◆ YOUR INSTRUCTIONS: For the data below, report the number of lines that contain the string "Blueport" and nothing else.

#### TASK INPUTS

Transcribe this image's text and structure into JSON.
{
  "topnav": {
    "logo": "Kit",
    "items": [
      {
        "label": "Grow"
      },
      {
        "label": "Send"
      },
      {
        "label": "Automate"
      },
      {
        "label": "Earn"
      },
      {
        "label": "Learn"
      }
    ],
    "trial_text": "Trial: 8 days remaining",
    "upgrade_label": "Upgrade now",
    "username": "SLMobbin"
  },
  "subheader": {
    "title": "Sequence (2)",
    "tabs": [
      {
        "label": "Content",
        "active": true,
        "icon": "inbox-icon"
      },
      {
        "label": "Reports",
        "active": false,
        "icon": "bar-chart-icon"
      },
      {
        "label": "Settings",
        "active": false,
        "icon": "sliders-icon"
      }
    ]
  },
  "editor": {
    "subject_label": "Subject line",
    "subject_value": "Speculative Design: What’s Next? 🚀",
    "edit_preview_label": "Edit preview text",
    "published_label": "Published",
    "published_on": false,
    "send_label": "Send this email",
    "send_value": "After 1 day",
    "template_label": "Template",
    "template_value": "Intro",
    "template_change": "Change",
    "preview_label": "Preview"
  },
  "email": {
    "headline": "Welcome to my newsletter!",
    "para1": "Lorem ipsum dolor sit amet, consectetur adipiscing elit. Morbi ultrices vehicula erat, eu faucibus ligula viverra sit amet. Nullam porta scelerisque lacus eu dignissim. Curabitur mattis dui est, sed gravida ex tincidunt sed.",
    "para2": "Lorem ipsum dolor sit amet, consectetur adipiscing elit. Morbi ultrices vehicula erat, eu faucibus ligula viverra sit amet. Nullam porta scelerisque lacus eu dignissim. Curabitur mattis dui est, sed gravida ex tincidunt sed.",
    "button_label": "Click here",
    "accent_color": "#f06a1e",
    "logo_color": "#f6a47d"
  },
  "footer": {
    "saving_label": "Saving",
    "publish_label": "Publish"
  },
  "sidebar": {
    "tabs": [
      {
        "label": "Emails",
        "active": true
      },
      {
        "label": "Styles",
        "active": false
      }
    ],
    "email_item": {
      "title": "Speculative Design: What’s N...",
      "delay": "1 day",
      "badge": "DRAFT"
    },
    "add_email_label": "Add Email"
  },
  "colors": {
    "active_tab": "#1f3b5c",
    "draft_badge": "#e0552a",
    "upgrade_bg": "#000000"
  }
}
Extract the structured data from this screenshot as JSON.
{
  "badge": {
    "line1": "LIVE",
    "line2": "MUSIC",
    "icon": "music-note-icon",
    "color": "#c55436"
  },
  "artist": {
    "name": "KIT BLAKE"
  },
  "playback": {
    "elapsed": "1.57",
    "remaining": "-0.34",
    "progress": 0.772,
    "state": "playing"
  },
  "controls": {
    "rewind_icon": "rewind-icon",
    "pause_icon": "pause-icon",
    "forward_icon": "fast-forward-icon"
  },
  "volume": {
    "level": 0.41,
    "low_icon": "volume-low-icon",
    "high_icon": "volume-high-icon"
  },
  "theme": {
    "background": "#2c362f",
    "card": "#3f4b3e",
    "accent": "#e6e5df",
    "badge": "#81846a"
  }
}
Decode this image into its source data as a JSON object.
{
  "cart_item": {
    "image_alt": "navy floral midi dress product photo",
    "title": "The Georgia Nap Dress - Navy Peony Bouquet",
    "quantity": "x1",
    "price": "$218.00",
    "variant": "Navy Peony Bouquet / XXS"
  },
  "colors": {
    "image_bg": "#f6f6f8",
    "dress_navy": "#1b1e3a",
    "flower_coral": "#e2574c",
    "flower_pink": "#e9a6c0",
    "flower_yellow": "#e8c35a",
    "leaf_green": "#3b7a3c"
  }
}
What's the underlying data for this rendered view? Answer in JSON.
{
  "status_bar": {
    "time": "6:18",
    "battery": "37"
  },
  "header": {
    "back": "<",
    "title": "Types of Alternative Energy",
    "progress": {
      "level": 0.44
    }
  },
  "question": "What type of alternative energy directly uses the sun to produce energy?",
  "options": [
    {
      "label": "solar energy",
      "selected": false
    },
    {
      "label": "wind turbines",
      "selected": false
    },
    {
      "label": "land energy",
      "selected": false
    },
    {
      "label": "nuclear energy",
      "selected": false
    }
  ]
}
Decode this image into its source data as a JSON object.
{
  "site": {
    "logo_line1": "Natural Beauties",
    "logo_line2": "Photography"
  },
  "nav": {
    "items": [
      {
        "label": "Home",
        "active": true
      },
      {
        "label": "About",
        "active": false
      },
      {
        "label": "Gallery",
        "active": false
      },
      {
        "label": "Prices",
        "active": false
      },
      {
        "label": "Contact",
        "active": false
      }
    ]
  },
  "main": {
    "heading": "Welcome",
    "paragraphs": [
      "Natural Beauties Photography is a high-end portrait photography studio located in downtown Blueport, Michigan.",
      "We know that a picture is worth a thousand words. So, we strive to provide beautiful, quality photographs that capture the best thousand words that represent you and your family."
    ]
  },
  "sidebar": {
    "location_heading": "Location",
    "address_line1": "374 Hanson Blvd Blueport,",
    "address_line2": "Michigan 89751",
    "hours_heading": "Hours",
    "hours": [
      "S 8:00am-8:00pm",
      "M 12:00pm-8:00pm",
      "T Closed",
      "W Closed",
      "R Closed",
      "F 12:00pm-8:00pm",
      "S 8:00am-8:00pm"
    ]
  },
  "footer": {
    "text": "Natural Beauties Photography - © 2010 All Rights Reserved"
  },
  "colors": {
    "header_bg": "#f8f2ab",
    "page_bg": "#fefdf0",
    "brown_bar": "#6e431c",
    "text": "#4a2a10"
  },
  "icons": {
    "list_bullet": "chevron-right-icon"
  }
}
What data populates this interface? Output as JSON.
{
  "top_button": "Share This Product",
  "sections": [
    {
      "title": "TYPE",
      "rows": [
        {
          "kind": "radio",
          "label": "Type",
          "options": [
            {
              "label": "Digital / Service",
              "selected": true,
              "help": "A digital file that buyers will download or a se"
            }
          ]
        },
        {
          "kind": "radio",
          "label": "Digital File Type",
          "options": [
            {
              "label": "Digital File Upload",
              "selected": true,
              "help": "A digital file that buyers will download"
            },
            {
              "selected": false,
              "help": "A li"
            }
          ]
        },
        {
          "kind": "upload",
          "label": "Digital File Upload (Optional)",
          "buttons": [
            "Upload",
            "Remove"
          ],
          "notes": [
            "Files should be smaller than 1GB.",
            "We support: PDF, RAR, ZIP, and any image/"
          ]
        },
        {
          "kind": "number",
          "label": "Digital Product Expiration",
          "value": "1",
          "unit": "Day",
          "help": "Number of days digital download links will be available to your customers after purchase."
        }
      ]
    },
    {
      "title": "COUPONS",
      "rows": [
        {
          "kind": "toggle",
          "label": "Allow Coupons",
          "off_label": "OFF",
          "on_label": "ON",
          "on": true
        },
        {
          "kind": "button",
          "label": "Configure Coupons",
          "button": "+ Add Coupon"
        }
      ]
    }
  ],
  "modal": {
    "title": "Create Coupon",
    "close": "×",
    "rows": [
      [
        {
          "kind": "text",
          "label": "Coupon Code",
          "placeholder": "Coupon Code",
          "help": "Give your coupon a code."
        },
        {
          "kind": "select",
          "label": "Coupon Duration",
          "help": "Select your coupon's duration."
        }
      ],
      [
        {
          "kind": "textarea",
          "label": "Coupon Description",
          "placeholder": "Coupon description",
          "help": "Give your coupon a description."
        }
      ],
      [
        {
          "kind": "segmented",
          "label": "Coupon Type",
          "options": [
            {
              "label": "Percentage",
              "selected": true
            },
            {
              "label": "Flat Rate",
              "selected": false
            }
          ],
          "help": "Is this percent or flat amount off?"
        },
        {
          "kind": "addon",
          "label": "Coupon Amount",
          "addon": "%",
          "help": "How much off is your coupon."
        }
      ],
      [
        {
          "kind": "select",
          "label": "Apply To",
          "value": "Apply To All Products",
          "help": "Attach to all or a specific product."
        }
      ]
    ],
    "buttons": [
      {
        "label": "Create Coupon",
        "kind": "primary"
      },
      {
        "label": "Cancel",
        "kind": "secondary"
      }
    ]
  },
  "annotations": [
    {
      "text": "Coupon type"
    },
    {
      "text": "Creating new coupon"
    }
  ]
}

########

◆ WRITTEN ANSWER: 2